● **Available records**

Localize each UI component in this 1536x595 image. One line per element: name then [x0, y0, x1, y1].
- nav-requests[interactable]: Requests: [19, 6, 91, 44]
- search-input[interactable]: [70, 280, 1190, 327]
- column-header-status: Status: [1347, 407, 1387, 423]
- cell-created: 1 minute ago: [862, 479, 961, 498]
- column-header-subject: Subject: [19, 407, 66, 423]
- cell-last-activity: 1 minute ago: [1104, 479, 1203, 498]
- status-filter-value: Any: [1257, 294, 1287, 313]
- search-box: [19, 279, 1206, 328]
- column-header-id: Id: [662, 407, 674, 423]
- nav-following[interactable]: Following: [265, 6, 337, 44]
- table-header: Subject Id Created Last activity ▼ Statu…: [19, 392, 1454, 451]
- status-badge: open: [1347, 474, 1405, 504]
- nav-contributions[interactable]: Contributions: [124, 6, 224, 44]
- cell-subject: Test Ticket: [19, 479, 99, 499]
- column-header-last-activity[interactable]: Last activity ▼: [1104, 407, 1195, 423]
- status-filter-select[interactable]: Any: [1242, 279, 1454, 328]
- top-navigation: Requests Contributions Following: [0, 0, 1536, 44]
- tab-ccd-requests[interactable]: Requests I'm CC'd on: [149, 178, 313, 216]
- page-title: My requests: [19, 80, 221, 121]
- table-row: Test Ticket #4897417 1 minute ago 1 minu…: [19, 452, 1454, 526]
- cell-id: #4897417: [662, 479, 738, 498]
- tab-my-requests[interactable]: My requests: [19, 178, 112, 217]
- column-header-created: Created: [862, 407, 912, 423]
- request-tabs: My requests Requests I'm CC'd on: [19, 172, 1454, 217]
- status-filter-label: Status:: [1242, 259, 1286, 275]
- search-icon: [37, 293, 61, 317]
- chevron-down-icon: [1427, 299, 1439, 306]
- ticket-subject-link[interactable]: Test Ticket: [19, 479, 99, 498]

● **Goal of the exercise**
Can you copy every line of the records above exactly, without changing anything?

● **Correct result**
Localize each UI component in this 1536x595 image. One line per element: name then [x0, y0, x1, y1].
- nav-requests[interactable]: Requests: [19, 6, 91, 44]
- search-input[interactable]: [70, 280, 1190, 327]
- column-header-status: Status: [1347, 407, 1387, 423]
- cell-created: 1 minute ago: [862, 479, 961, 498]
- column-header-subject: Subject: [19, 407, 66, 423]
- cell-last-activity: 1 minute ago: [1104, 479, 1203, 498]
- status-filter-value: Any: [1257, 294, 1287, 313]
- search-box: [19, 279, 1206, 328]
- column-header-id: Id: [662, 407, 674, 423]
- nav-following[interactable]: Following: [265, 6, 337, 44]
- table-header: Subject Id Created Last activity ▼ Statu…: [19, 392, 1454, 451]
- status-badge: open: [1347, 474, 1405, 504]
- nav-contributions[interactable]: Contributions: [124, 6, 224, 44]
- cell-subject: Test Ticket: [19, 479, 99, 499]
- column-header-last-activity[interactable]: Last activity ▼: [1104, 407, 1195, 423]
- status-filter-select[interactable]: Any: [1242, 279, 1454, 328]
- top-navigation: Requests Contributions Following: [0, 0, 1536, 44]
- tab-ccd-requests[interactable]: Requests I'm CC'd on: [149, 178, 313, 216]
- page-title: My requests: [19, 80, 221, 121]
- table-row: Test Ticket #4897417 1 minute ago 1 minu…: [19, 452, 1454, 526]
- cell-id: #4897417: [662, 479, 738, 498]
- tab-my-requests[interactable]: My requests: [19, 178, 112, 217]
- column-header-created: Created: [862, 407, 912, 423]
- request-tabs: My requests Requests I'm CC'd on: [19, 172, 1454, 217]
- status-filter-label: Status:: [1242, 259, 1286, 275]
- search-icon: [37, 293, 61, 317]
- chevron-down-icon: [1427, 299, 1439, 306]
- ticket-subject-link[interactable]: Test Ticket: [19, 479, 99, 498]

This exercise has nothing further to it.